The problem |
Using the entries below, return word for word the lines from the one containing "Read this page and output its text content." up to and including the last.

>> begin

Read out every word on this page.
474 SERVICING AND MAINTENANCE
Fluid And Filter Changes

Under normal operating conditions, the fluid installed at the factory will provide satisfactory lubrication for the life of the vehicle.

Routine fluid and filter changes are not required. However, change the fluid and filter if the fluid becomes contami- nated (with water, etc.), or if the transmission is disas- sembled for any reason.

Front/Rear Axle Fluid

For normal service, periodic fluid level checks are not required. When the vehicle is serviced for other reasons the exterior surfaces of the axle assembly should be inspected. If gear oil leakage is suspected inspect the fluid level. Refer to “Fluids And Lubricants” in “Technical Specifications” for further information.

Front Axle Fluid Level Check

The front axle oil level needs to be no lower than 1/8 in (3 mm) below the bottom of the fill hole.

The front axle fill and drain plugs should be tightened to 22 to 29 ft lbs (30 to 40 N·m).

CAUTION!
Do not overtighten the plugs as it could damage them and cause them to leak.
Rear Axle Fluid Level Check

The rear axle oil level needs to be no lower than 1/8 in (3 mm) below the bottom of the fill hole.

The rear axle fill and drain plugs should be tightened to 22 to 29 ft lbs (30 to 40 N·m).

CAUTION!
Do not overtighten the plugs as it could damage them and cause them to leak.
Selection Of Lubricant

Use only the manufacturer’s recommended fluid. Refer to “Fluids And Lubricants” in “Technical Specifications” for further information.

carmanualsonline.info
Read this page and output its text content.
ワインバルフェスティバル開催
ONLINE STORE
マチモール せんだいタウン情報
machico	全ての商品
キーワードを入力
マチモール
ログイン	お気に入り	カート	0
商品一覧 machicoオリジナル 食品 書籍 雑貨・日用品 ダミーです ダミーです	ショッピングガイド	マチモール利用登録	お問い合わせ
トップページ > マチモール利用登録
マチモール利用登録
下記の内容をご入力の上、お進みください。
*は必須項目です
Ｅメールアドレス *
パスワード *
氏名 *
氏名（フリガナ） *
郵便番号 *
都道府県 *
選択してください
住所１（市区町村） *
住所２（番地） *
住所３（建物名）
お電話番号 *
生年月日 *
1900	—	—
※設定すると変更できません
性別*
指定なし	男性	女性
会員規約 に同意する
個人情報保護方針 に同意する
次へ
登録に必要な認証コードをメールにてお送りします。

>> end

Output for this task |
Read this page and output its text content.
ワインバルフェスティバル開催
ONLINE STORE
マチモール せんだいタウン情報
machico	全ての商品
キーワードを入力
マチモール
ログイン	お気に入り	カート	0
商品一覧 machicoオリジナル 食品 書籍 雑貨・日用品 ダミーです ダミーです	ショッピングガイド	マチモール利用登録	お問い合わせ
トップページ > マチモール利用登録
マチモール利用登録
下記の内容をご入力の上、お進みください。
*は必須項目です
Ｅメールアドレス *
パスワード *
氏名 *
氏名（フリガナ） *
郵便番号 *
都道府県 *
選択してください
住所１（市区町村） *
住所２（番地） *
住所３（建物名）
お電話番号 *
生年月日 *
1900	—	—
※設定すると変更できません
性別*
指定なし	男性	女性
会員規約 に同意する
個人情報保護方針 に同意する
次へ
登録に必要な認証コードをメールにてお送りします。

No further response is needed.